Task -> Work out the number of lines with "cyberpunk" in them. Reply with that number and no other words.

Dataset ->
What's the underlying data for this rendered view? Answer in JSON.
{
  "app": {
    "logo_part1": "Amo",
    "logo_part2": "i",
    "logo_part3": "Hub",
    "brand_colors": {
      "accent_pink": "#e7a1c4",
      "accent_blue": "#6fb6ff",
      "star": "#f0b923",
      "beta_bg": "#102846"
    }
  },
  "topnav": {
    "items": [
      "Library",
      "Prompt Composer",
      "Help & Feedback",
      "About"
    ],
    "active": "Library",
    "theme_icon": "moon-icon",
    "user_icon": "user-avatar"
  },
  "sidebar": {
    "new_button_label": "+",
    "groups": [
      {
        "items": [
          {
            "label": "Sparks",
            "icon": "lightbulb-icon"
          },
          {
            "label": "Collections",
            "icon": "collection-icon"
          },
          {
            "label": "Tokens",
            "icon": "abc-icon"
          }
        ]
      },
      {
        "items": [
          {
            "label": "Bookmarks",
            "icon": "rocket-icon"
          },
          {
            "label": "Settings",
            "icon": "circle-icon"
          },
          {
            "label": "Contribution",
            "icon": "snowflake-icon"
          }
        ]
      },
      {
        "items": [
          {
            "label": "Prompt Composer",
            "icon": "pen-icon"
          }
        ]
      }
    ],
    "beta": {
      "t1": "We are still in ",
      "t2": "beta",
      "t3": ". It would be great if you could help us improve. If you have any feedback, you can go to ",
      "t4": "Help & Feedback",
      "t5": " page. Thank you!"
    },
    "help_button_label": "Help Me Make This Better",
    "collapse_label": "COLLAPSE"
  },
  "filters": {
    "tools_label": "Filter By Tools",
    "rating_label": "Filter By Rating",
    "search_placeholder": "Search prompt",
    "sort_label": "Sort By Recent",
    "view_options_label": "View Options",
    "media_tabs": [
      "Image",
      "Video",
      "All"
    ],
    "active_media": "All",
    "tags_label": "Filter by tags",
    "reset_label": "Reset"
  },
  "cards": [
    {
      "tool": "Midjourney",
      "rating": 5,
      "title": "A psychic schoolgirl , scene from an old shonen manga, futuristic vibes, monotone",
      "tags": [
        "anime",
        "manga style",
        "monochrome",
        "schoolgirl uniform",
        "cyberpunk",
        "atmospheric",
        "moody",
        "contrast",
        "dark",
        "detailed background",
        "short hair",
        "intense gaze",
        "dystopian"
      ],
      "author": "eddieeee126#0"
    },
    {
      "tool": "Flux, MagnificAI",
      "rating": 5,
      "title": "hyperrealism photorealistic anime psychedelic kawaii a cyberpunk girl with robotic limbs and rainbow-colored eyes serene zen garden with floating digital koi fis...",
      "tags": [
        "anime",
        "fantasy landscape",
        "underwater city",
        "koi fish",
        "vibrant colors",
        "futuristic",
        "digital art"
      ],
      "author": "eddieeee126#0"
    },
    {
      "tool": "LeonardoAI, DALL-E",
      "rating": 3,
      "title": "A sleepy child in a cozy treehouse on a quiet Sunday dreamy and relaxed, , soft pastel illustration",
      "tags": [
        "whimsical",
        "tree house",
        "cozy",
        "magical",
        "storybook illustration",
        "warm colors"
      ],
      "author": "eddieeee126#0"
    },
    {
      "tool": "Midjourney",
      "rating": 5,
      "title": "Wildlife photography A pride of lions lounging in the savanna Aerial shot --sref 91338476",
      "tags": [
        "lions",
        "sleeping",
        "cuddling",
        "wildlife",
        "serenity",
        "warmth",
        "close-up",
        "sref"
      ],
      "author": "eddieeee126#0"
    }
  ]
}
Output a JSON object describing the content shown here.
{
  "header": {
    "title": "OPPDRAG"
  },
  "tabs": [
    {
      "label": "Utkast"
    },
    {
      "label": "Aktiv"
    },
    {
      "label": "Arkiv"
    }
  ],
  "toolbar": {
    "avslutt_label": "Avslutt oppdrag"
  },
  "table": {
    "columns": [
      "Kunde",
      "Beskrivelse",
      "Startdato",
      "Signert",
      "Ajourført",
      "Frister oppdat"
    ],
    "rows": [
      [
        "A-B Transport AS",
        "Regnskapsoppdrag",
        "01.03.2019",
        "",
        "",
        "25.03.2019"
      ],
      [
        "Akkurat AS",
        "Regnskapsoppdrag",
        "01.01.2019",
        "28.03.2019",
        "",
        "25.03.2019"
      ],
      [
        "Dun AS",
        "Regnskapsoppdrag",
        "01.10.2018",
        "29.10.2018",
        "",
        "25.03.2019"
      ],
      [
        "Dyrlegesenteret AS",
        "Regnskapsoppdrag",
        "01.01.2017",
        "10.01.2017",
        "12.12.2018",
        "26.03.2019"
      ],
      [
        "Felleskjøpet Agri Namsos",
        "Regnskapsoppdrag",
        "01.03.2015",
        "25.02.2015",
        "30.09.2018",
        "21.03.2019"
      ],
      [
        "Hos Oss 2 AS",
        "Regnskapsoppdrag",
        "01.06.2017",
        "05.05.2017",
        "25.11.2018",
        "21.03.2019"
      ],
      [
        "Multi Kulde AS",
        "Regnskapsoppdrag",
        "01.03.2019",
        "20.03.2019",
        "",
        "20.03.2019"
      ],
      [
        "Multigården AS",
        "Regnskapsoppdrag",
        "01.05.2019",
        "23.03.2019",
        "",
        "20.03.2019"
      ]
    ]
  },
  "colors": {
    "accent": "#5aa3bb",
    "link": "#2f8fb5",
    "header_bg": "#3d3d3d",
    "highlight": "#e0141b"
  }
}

Complete output -> 2